-- Start Extracted data --

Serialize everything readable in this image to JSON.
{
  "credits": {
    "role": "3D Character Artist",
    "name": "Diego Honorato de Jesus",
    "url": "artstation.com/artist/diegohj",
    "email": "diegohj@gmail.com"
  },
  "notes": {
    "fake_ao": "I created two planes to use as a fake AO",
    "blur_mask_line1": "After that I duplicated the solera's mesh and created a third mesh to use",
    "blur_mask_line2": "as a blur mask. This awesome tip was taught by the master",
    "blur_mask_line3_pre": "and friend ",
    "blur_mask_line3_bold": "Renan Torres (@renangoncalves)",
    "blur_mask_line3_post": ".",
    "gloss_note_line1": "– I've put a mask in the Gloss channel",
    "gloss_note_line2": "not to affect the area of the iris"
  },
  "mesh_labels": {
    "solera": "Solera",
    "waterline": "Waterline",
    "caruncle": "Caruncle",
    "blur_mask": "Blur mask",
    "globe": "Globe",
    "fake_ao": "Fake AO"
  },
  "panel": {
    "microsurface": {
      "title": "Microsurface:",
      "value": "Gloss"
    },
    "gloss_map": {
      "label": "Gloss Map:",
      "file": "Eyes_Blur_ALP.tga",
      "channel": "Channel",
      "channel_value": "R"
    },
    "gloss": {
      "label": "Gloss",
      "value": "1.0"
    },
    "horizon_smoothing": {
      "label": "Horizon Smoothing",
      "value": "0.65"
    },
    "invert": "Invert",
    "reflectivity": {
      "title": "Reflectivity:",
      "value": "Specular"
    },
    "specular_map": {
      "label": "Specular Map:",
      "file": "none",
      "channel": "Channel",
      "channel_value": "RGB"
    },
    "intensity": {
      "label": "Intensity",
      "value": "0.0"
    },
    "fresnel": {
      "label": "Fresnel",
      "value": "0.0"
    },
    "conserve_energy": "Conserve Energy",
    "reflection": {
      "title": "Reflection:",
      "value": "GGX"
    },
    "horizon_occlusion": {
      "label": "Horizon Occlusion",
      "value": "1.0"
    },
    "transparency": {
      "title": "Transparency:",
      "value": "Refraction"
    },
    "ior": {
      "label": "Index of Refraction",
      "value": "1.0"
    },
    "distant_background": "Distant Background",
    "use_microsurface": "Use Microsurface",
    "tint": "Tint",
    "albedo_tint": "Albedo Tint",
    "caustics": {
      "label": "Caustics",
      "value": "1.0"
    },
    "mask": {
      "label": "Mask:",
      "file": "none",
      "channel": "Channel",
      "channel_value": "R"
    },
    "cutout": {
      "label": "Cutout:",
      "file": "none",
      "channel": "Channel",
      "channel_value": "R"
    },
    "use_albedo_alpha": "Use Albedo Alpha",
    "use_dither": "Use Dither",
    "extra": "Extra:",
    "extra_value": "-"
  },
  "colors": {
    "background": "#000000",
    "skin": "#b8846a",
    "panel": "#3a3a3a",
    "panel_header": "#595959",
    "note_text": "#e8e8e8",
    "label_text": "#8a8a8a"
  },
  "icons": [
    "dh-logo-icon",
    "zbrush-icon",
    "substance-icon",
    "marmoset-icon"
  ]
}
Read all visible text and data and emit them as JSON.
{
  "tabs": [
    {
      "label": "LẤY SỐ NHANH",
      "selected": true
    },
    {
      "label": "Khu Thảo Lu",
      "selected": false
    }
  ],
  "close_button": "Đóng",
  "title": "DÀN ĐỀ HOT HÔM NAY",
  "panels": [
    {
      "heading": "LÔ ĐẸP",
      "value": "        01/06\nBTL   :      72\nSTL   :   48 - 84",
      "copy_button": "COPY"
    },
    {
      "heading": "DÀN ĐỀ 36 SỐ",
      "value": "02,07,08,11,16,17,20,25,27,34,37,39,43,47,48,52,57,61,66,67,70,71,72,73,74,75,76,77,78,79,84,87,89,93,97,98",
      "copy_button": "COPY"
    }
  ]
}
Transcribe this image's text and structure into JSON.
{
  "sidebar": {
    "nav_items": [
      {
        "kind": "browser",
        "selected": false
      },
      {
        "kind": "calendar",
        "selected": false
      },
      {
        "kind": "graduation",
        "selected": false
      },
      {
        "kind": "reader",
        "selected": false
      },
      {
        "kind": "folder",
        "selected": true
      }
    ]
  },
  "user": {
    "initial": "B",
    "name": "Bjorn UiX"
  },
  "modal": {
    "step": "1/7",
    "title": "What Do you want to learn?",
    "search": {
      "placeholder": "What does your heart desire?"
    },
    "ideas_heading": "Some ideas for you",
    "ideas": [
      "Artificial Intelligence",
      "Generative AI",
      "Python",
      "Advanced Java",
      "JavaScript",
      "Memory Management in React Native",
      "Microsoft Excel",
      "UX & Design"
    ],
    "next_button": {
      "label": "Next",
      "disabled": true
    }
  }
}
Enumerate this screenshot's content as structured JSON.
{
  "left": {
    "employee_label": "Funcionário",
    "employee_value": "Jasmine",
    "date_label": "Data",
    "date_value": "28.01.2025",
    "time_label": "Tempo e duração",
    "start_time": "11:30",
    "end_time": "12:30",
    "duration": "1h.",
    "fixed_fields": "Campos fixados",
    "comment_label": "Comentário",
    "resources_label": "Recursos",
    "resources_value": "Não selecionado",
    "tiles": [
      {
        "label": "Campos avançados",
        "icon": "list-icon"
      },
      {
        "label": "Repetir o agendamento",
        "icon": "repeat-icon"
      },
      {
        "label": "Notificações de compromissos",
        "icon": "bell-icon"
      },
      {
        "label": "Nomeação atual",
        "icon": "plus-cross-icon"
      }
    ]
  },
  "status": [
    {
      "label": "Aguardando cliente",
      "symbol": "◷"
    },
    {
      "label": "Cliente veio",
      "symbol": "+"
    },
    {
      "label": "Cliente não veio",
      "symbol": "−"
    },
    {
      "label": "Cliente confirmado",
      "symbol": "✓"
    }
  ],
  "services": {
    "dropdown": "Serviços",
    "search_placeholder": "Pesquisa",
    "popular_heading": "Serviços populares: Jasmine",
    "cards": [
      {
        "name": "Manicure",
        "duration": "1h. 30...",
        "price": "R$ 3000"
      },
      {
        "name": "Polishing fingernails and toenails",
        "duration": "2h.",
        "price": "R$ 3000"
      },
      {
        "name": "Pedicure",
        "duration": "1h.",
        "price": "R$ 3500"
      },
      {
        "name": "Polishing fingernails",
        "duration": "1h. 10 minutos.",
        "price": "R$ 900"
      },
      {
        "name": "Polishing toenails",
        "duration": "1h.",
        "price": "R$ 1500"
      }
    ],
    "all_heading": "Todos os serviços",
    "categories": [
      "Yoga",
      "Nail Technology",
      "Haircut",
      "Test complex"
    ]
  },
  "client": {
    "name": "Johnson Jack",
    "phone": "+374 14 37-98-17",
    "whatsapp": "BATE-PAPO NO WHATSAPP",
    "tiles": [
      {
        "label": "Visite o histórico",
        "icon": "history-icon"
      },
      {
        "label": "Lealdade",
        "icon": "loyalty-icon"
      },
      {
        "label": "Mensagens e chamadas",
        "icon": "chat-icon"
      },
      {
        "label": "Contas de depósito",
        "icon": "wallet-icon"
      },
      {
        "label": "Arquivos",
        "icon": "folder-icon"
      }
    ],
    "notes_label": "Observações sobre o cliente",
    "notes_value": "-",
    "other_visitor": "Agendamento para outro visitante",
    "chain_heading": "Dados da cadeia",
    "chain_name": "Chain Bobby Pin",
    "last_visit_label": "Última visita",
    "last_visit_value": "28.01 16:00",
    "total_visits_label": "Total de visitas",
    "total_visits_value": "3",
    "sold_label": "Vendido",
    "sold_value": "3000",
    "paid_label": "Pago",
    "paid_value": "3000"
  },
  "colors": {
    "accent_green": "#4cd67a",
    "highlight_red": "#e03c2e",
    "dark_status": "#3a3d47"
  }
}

-- End Extracted data --

Copy out the full set of records precisely, leaving nothing out.

Serialize everything readable in this image to JSON.
{
  "credits": {
    "role": "3D Character Artist",
    "name": "Diego Honorato de Jesus",
    "url": "artstation.com/artist/diegohj",
    "email": "diegohj@gmail.com"
  },
  "notes": {
    "fake_ao": "I created two planes to use as a fake AO",
    "blur_mask_line1": "After that I duplicated the solera's mesh and created a third mesh to use",
    "blur_mask_line2": "as a blur mask. This awesome tip was taught by the master",
    "blur_mask_line3_pre": "and friend ",
    "blur_mask_line3_bold": "Renan Torres (@renangoncalves)",
    "blur_mask_line3_post": ".",
    "gloss_note_line1": "– I've put a mask in the Gloss channel",
    "gloss_note_line2": "not to affect the area of the iris"
  },
  "mesh_labels": {
    "solera": "Solera",
    "waterline": "Waterline",
    "caruncle": "Caruncle",
    "blur_mask": "Blur mask",
    "globe": "Globe",
    "fake_ao": "Fake AO"
  },
  "panel": {
    "microsurface": {
      "title": "Microsurface:",
      "value": "Gloss"
    },
    "gloss_map": {
      "label": "Gloss Map:",
      "file": "Eyes_Blur_ALP.tga",
      "channel": "Channel",
      "channel_value": "R"
    },
    "gloss": {
      "label": "Gloss",
      "value": "1.0"
    },
    "horizon_smoothing": {
      "label": "Horizon Smoothing",
      "value": "0.65"
    },
    "invert": "Invert",
    "reflectivity": {
      "title": "Reflectivity:",
      "value": "Specular"
    },
    "specular_map": {
      "label": "Specular Map:",
      "file": "none",
      "channel": "Channel",
      "channel_value": "RGB"
    },
    "intensity": {
      "label": "Intensity",
      "value": "0.0"
    },
    "fresnel": {
      "label": "Fresnel",
      "value": "0.0"
    },
    "conserve_energy": "Conserve Energy",
    "reflection": {
      "title": "Reflection:",
      "value": "GGX"
    },
    "horizon_occlusion": {
      "label": "Horizon Occlusion",
      "value": "1.0"
    },
    "transparency": {
      "title": "Transparency:",
      "value": "Refraction"
    },
    "ior": {
      "label": "Index of Refraction",
      "value": "1.0"
    },
    "distant_background": "Distant Background",
    "use_microsurface": "Use Microsurface",
    "tint": "Tint",
    "albedo_tint": "Albedo Tint",
    "caustics": {
      "label": "Caustics",
      "value": "1.0"
    },
    "mask": {
      "label": "Mask:",
      "file": "none",
      "channel": "Channel",
      "channel_value": "R"
    },
    "cutout": {
      "label": "Cutout:",
      "file": "none",
      "channel": "Channel",
      "channel_value": "R"
    },
    "use_albedo_alpha": "Use Albedo Alpha",
    "use_dither": "Use Dither",
    "extra": "Extra:",
    "extra_value": "-"
  },
  "colors": {
    "background": "#000000",
    "skin": "#b8846a",
    "panel": "#3a3a3a",
    "panel_header": "#595959",
    "note_text": "#e8e8e8",
    "label_text": "#8a8a8a"
  },
  "icons": [
    "dh-logo-icon",
    "zbrush-icon",
    "substance-icon",
    "marmoset-icon"
  ]
}
Read all visible text and data and emit them as JSON.
{
  "tabs": [
    {
      "label": "LẤY SỐ NHANH",
      "selected": true
    },
    {
      "label": "Khu Thảo Lu",
      "selected": false
    }
  ],
  "close_button": "Đóng",
  "title": "DÀN ĐỀ HOT HÔM NAY",
  "panels": [
    {
      "heading": "LÔ ĐẸP",
      "value": "        01/06\nBTL   :      72\nSTL   :   48 - 84",
      "copy_button": "COPY"
    },
    {
      "heading": "DÀN ĐỀ 36 SỐ",
      "value": "02,07,08,11,16,17,20,25,27,34,37,39,43,47,48,52,57,61,66,67,70,71,72,73,74,75,76,77,78,79,84,87,89,93,97,98",
      "copy_button": "COPY"
    }
  ]
}
Transcribe this image's text and structure into JSON.
{
  "sidebar": {
    "nav_items": [
      {
        "kind": "browser",
        "selected": false
      },
      {
        "kind": "calendar",
        "selected": false
      },
      {
        "kind": "graduation",
        "selected": false
      },
      {
        "kind": "reader",
        "selected": false
      },
      {
        "kind": "folder",
        "selected": true
      }
    ]
  },
  "user": {
    "initial": "B",
    "name": "Bjorn UiX"
  },
  "modal": {
    "step": "1/7",
    "title": "What Do you want to learn?",
    "search": {
      "placeholder": "What does your heart desire?"
    },
    "ideas_heading": "Some ideas for you",
    "ideas": [
      "Artificial Intelligence",
      "Generative AI",
      "Python",
      "Advanced Java",
      "JavaScript",
      "Memory Management in React Native",
      "Microsoft Excel",
      "UX & Design"
    ],
    "next_button": {
      "label": "Next",
      "disabled": true
    }
  }
}
Enumerate this screenshot's content as structured JSON.
{
  "left": {
    "employee_label": "Funcionário",
    "employee_value": "Jasmine",
    "date_label": "Data",
    "date_value": "28.01.2025",
    "time_label": "Tempo e duração",
    "start_time": "11:30",
    "end_time": "12:30",
    "duration": "1h.",
    "fixed_fields": "Campos fixados",
    "comment_label": "Comentário",
    "resources_label": "Recursos",
    "resources_value": "Não selecionado",
    "tiles": [
      {
        "label": "Campos avançados",
        "icon": "list-icon"
      },
      {
        "label": "Repetir o agendamento",
        "icon": "repeat-icon"
      },
      {
        "label": "Notificações de compromissos",
        "icon": "bell-icon"
      },
      {
        "label": "Nomeação atual",
        "icon": "plus-cross-icon"
      }
    ]
  },
  "status": [
    {
      "label": "Aguardando cliente",
      "symbol": "◷"
    },
    {
      "label": "Cliente veio",
      "symbol": "+"
    },
    {
      "label": "Cliente não veio",
      "symbol": "−"
    },
    {
      "label": "Cliente confirmado",
      "symbol": "✓"
    }
  ],
  "services": {
    "dropdown": "Serviços",
    "search_placeholder": "Pesquisa",
    "popular_heading": "Serviços populares: Jasmine",
    "cards": [
      {
        "name": "Manicure",
        "duration": "1h. 30...",
        "price": "R$ 3000"
      },
      {
        "name": "Polishing fingernails and toenails",
        "duration": "2h.",
        "price": "R$ 3000"
      },
      {
        "name": "Pedicure",
        "duration": "1h.",
        "price": "R$ 3500"
      },
      {
        "name": "Polishing fingernails",
        "duration": "1h. 10 minutos.",
        "price": "R$ 900"
      },
      {
        "name": "Polishing toenails",
        "duration": "1h.",
        "price": "R$ 1500"
      }
    ],
    "all_heading": "Todos os serviços",
    "categories": [
      "Yoga",
      "Nail Technology",
      "Haircut",
      "Test complex"
    ]
  },
  "client": {
    "name": "Johnson Jack",
    "phone": "+374 14 37-98-17",
    "whatsapp": "BATE-PAPO NO WHATSAPP",
    "tiles": [
      {
        "label": "Visite o histórico",
        "icon": "history-icon"
      },
      {
        "label": "Lealdade",
        "icon": "loyalty-icon"
      },
      {
        "label": "Mensagens e chamadas",
        "icon": "chat-icon"
      },
      {
        "label": "Contas de depósito",
        "icon": "wallet-icon"
      },
      {
        "label": "Arquivos",
        "icon": "folder-icon"
      }
    ],
    "notes_label": "Observações sobre o cliente",
    "notes_value": "-",
    "other_visitor": "Agendamento para outro visitante",
    "chain_heading": "Dados da cadeia",
    "chain_name": "Chain Bobby Pin",
    "last_visit_label": "Última visita",
    "last_visit_value": "28.01 16:00",
    "total_visits_label": "Total de visitas",
    "total_visits_value": "3",
    "sold_label": "Vendido",
    "sold_value": "3000",
    "paid_label": "Pago",
    "paid_value": "3000"
  },
  "colors": {
    "accent_green": "#4cd67a",
    "highlight_red": "#e03c2e",
    "dark_status": "#3a3d47"
  }
}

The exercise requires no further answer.